■ Problem requirements ■
Give the data a second time, exactly and in full.

[Stored items]
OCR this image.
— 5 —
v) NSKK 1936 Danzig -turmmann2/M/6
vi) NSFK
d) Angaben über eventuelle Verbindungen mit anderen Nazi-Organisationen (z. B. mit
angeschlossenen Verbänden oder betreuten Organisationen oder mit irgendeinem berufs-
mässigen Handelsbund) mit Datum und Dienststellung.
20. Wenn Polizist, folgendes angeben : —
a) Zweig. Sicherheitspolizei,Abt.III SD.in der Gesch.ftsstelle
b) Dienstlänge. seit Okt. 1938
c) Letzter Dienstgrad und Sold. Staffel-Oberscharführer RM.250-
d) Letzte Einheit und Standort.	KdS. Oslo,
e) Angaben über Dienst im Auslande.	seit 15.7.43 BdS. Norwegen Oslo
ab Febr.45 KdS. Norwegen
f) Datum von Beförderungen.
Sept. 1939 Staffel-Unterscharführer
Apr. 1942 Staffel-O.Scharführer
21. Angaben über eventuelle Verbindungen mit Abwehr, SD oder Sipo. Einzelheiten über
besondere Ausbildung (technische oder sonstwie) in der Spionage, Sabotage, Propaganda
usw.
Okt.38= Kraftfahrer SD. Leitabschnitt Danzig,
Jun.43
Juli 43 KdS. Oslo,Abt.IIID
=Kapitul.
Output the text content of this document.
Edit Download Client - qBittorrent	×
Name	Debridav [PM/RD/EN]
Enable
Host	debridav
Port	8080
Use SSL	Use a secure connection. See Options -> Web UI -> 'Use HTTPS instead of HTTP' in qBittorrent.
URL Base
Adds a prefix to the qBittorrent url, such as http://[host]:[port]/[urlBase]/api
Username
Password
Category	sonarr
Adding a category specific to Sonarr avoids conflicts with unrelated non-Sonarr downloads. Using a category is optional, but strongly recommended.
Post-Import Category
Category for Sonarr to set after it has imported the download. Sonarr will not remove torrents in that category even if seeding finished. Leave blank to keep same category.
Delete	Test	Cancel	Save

■ Answer to this task ■
OCR this image.
— 5 —
v) NSKK 1936 Danzig -turmmann2/M/6
vi) NSFK
d) Angaben über eventuelle Verbindungen mit anderen Nazi-Organisationen (z. B. mit
angeschlossenen Verbänden oder betreuten Organisationen oder mit irgendeinem berufs-
mässigen Handelsbund) mit Datum und Dienststellung.
20. Wenn Polizist, folgendes angeben : —
a) Zweig. Sicherheitspolizei,Abt.III SD.in der Gesch.ftsstelle
b) Dienstlänge. seit Okt. 1938
c) Letzter Dienstgrad und Sold. Staffel-Oberscharführer RM.250-
d) Letzte Einheit und Standort.	KdS. Oslo,
e) Angaben über Dienst im Auslande.	seit 15.7.43 BdS. Norwegen Oslo
ab Febr.45 KdS. Norwegen
f) Datum von Beförderungen.
Sept. 1939 Staffel-Unterscharführer
Apr. 1942 Staffel-O.Scharführer
21. Angaben über eventuelle Verbindungen mit Abwehr, SD oder Sipo. Einzelheiten über
besondere Ausbildung (technische oder sonstwie) in der Spionage, Sabotage, Propaganda
usw.
Okt.38= Kraftfahrer SD. Leitabschnitt Danzig,
Jun.43
Juli 43 KdS. Oslo,Abt.IIID
=Kapitul.
Output the text content of this document.
Edit Download Client - qBittorrent	×
Name	Debridav [PM/RD/EN]
Enable
Host	debridav
Port	8080
Use SSL	Use a secure connection. See Options -> Web UI -> 'Use HTTPS instead of HTTP' in qBittorrent.
URL Base
Adds a prefix to the qBittorrent url, such as http://[host]:[port]/[urlBase]/api
Username
Password
Category	sonarr
Adding a category specific to Sonarr avoids conflicts with unrelated non-Sonarr downloads. Using a category is optional, but strongly recommended.
Post-Import Category
Category for Sonarr to set after it has imported the download. Sonarr will not remove torrents in that category even if seeding finished. Leave blank to keep same category.
Delete	Test	Cancel	Save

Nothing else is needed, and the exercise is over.